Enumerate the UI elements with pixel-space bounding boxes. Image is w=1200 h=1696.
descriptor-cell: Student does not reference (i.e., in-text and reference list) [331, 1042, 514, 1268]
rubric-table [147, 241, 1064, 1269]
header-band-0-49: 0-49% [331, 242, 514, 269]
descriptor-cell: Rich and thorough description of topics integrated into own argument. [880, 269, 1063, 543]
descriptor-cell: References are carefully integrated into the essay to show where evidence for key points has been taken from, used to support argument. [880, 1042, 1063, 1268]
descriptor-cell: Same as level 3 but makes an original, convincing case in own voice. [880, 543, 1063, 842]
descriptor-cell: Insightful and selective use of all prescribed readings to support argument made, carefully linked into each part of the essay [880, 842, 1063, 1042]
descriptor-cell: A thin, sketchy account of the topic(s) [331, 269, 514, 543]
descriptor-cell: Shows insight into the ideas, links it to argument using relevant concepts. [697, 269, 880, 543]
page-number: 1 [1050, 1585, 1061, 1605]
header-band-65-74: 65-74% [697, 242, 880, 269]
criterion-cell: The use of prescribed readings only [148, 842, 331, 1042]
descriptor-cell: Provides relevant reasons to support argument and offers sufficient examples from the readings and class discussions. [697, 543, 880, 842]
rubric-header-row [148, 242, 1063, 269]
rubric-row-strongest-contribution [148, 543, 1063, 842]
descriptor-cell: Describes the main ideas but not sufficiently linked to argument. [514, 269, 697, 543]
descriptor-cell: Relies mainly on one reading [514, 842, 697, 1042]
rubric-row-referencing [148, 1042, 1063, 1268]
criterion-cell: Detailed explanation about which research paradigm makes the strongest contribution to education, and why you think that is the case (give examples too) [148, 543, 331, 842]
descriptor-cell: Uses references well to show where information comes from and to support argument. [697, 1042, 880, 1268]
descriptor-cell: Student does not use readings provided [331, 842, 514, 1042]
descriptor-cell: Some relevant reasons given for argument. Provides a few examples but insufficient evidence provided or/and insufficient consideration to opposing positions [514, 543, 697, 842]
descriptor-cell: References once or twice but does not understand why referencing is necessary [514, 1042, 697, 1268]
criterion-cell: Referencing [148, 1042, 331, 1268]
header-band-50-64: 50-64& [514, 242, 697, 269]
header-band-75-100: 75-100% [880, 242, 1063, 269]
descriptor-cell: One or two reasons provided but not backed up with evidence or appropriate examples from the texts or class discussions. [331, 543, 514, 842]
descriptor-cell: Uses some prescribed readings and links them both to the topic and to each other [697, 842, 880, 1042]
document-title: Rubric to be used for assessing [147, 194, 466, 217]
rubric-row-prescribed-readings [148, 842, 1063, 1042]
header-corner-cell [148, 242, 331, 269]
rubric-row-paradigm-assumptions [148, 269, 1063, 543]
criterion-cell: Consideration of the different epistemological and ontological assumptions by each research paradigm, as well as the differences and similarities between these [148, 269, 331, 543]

-=-=-

▶ **Aim of the exercise**
Copy every line of the records above, keeping each character unchanged.

▶ **Final result**
Enumerate the UI elements with pixel-space bounding boxes. Image is w=1200 h=1696.
descriptor-cell: Student does not reference (i.e., in-text and reference list) [331, 1042, 514, 1268]
rubric-table [147, 241, 1064, 1269]
header-band-0-49: 0-49% [331, 242, 514, 269]
descriptor-cell: Rich and thorough description of topics integrated into own argument. [880, 269, 1063, 543]
descriptor-cell: References are carefully integrated into the essay to show where evidence for key points has been taken from, used to support argument. [880, 1042, 1063, 1268]
descriptor-cell: Same as level 3 but makes an original, convincing case in own voice. [880, 543, 1063, 842]
descriptor-cell: Insightful and selective use of all prescribed readings to support argument made, carefully linked into each part of the essay [880, 842, 1063, 1042]
descriptor-cell: A thin, sketchy account of the topic(s) [331, 269, 514, 543]
descriptor-cell: Shows insight into the ideas, links it to argument using relevant concepts. [697, 269, 880, 543]
page-number: 1 [1050, 1585, 1061, 1605]
header-band-65-74: 65-74% [697, 242, 880, 269]
criterion-cell: The use of prescribed readings only [148, 842, 331, 1042]
descriptor-cell: Provides relevant reasons to support argument and offers sufficient examples from the readings and class discussions. [697, 543, 880, 842]
rubric-header-row [148, 242, 1063, 269]
rubric-row-strongest-contribution [148, 543, 1063, 842]
descriptor-cell: Describes the main ideas but not sufficiently linked to argument. [514, 269, 697, 543]
descriptor-cell: Relies mainly on one reading [514, 842, 697, 1042]
rubric-row-referencing [148, 1042, 1063, 1268]
criterion-cell: Detailed explanation about which research paradigm makes the strongest contribution to education, and why you think that is the case (give examples too) [148, 543, 331, 842]
descriptor-cell: Uses references well to show where information comes from and to support argument. [697, 1042, 880, 1268]
descriptor-cell: Student does not use readings provided [331, 842, 514, 1042]
descriptor-cell: Some relevant reasons given for argument. Provides a few examples but insufficient evidence provided or/and insufficient consideration to opposing positions [514, 543, 697, 842]
descriptor-cell: References once or twice but does not understand why referencing is necessary [514, 1042, 697, 1268]
criterion-cell: Referencing [148, 1042, 331, 1268]
header-band-50-64: 50-64& [514, 242, 697, 269]
header-band-75-100: 75-100% [880, 242, 1063, 269]
descriptor-cell: One or two reasons provided but not backed up with evidence or appropriate examples from the texts or class discussions. [331, 543, 514, 842]
descriptor-cell: Uses some prescribed readings and links them both to the topic and to each other [697, 842, 880, 1042]
document-title: Rubric to be used for assessing [147, 194, 466, 217]
rubric-row-prescribed-readings [148, 842, 1063, 1042]
header-corner-cell [148, 242, 331, 269]
rubric-row-paradigm-assumptions [148, 269, 1063, 543]
criterion-cell: Consideration of the different epistemological and ontological assumptions by each research paradigm, as well as the differences and similarities between these [148, 269, 331, 543]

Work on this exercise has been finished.